■ **Do this**
Read the lines below. Copy out any that hold the string "田家炳实验中学".

■ **Working data**
· · ·
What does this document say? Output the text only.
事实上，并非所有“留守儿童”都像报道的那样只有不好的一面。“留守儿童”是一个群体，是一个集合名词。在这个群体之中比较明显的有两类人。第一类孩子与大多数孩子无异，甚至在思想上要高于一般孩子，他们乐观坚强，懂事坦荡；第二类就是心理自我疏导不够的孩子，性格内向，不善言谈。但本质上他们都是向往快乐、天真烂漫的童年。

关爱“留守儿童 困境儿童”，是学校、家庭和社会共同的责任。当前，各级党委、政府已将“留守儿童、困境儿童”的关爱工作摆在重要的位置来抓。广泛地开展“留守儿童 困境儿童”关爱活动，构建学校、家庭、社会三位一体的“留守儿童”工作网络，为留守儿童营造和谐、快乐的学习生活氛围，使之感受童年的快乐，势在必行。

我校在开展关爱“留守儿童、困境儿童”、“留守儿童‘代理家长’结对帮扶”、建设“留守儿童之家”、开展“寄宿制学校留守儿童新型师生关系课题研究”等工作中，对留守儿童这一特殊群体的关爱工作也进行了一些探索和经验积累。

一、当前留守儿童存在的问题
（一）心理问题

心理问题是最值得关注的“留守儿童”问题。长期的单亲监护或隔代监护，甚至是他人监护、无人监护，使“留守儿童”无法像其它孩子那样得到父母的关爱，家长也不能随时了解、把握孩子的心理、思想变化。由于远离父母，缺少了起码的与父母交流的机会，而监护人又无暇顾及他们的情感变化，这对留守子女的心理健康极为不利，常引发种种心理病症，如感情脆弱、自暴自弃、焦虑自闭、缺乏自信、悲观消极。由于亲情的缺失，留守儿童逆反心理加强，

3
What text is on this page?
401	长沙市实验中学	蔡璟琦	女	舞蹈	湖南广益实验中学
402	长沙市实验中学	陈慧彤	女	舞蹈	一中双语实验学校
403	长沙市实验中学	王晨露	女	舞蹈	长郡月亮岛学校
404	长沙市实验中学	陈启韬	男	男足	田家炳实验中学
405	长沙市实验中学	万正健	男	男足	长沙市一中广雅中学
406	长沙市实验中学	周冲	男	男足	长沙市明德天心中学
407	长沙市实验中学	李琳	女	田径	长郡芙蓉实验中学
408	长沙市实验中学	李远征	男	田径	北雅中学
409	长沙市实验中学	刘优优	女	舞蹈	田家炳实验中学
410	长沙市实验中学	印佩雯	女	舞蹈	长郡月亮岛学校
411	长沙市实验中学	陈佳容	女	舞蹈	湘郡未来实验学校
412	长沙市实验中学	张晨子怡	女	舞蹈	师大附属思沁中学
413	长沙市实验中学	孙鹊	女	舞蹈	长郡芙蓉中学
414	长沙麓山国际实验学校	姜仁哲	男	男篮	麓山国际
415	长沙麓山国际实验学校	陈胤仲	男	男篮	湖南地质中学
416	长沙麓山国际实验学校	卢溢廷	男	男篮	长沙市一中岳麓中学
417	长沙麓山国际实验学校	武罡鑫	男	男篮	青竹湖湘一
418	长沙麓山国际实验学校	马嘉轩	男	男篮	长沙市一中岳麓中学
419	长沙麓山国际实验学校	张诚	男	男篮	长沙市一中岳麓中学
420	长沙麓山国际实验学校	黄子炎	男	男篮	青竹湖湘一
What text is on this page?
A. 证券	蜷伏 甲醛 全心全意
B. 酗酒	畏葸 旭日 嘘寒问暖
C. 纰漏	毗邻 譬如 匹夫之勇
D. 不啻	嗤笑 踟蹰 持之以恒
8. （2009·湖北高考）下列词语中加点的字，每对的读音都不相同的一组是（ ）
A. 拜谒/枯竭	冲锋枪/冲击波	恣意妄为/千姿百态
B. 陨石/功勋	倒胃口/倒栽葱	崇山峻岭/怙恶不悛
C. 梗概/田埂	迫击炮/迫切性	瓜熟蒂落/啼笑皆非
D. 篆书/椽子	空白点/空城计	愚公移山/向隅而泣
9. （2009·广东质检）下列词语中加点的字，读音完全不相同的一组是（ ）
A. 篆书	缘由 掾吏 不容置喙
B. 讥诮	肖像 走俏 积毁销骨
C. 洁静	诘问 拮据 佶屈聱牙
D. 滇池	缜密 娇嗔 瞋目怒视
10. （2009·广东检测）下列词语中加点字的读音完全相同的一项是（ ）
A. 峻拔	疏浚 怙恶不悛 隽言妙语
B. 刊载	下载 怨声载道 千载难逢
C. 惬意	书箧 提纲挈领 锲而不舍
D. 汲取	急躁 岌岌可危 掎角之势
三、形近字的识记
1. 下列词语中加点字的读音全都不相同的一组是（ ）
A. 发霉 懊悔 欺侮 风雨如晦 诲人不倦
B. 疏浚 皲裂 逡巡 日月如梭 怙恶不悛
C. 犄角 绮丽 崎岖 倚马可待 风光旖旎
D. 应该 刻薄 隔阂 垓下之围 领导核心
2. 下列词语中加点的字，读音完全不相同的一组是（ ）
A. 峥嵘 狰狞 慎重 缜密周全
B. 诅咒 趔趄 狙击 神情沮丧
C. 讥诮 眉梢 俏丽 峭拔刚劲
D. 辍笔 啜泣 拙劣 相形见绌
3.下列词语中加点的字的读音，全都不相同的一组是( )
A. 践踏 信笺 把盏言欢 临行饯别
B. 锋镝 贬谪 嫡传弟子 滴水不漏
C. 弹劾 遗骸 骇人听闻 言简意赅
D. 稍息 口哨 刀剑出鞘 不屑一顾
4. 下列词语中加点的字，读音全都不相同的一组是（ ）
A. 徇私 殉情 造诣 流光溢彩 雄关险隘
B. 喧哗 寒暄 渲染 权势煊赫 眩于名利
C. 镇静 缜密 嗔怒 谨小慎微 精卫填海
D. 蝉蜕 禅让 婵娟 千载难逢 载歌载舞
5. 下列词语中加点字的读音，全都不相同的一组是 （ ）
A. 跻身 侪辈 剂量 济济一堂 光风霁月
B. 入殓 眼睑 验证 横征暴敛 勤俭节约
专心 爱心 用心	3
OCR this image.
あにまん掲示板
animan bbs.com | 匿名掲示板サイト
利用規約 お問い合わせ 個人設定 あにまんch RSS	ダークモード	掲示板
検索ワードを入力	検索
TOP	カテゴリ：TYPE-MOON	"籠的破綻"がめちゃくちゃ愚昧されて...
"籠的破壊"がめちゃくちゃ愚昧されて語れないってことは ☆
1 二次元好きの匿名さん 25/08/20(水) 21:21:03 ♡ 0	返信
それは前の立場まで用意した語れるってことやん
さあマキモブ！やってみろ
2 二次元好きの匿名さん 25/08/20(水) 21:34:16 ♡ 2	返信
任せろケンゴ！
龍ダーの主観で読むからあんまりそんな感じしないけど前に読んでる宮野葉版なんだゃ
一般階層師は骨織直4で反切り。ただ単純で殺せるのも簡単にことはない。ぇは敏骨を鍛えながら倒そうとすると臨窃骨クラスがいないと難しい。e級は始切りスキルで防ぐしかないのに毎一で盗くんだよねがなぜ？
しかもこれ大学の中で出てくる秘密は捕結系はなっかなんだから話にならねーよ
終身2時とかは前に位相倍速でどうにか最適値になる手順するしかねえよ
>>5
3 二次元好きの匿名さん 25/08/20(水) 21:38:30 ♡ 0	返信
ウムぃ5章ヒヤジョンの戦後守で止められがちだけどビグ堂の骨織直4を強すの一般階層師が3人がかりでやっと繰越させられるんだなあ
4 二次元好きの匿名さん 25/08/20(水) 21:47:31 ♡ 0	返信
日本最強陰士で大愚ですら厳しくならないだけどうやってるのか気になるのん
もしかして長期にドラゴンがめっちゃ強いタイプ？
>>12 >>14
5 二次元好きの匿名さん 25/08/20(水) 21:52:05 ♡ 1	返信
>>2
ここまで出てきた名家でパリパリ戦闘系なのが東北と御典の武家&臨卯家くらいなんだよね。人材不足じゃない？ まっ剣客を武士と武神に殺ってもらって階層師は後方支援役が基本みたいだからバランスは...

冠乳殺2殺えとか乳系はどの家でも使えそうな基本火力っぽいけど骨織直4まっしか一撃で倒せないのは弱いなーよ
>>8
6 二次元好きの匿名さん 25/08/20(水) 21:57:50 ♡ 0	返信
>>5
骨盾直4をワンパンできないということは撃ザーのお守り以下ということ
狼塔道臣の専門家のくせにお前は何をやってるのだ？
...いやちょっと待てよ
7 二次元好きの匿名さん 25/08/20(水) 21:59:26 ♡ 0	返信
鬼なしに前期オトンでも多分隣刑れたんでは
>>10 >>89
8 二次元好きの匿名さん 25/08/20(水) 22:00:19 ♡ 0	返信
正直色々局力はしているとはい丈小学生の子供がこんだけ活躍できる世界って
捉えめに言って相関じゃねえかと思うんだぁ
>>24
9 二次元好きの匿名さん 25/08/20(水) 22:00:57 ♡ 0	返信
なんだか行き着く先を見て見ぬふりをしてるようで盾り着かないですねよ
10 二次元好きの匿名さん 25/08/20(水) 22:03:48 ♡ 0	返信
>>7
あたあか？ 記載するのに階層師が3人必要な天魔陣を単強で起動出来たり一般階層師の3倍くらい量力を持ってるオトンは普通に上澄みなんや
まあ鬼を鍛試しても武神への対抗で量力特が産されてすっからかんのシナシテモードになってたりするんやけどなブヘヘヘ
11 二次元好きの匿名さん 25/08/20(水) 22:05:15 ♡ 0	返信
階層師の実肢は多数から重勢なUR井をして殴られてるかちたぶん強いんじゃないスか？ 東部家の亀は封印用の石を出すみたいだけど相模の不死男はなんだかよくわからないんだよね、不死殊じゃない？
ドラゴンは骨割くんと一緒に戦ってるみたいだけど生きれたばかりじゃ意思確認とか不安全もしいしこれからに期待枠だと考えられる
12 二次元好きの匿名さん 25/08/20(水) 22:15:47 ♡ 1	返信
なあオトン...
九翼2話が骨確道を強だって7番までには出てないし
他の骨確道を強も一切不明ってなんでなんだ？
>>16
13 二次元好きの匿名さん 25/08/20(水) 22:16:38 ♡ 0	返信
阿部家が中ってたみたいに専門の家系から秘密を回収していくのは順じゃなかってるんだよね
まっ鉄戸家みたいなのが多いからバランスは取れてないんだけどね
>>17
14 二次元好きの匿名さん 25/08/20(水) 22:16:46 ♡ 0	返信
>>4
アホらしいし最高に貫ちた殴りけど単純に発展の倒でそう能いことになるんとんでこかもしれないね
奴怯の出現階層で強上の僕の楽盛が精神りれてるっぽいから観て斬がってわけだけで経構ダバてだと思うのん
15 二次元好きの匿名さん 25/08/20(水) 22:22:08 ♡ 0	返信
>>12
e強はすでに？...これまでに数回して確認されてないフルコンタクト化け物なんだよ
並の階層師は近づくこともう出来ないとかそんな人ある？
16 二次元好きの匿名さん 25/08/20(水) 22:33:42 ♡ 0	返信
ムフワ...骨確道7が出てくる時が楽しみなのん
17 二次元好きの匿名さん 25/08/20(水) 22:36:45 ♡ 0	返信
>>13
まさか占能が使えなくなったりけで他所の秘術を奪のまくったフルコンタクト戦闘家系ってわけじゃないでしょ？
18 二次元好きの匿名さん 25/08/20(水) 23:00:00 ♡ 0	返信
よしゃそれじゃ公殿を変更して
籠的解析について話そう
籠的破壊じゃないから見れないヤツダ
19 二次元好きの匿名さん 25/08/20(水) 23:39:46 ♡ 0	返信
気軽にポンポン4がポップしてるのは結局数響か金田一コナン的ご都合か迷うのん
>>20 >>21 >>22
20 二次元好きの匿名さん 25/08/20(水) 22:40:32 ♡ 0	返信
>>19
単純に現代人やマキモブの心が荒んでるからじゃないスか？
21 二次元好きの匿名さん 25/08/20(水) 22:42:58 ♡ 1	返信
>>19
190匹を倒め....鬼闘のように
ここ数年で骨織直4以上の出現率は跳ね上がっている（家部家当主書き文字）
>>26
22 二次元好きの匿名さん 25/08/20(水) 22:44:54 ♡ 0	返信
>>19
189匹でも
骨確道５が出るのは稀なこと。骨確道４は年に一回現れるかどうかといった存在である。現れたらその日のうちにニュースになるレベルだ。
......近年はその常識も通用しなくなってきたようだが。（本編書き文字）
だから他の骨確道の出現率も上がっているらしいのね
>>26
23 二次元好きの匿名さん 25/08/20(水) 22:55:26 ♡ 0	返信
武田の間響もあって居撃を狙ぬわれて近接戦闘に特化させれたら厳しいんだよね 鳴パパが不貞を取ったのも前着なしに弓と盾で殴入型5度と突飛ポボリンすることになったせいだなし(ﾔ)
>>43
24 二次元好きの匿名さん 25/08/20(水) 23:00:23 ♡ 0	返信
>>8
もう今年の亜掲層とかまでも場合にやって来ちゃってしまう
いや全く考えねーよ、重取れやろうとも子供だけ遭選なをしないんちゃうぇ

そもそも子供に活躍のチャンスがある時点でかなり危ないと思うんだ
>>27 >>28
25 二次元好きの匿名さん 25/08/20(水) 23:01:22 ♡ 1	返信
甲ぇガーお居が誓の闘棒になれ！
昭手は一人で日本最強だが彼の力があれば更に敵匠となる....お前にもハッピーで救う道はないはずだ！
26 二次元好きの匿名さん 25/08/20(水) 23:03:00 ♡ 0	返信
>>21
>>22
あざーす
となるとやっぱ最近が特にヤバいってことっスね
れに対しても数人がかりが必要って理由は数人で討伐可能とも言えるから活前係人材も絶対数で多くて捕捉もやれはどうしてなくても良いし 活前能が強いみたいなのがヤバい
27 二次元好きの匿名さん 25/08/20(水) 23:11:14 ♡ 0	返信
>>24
· · ·
■ **Task output**
404	长沙市实验中学	陈启韬	男	男足	田家炳实验中学
409	长沙市实验中学	刘优优	女	舞蹈	田家炳实验中学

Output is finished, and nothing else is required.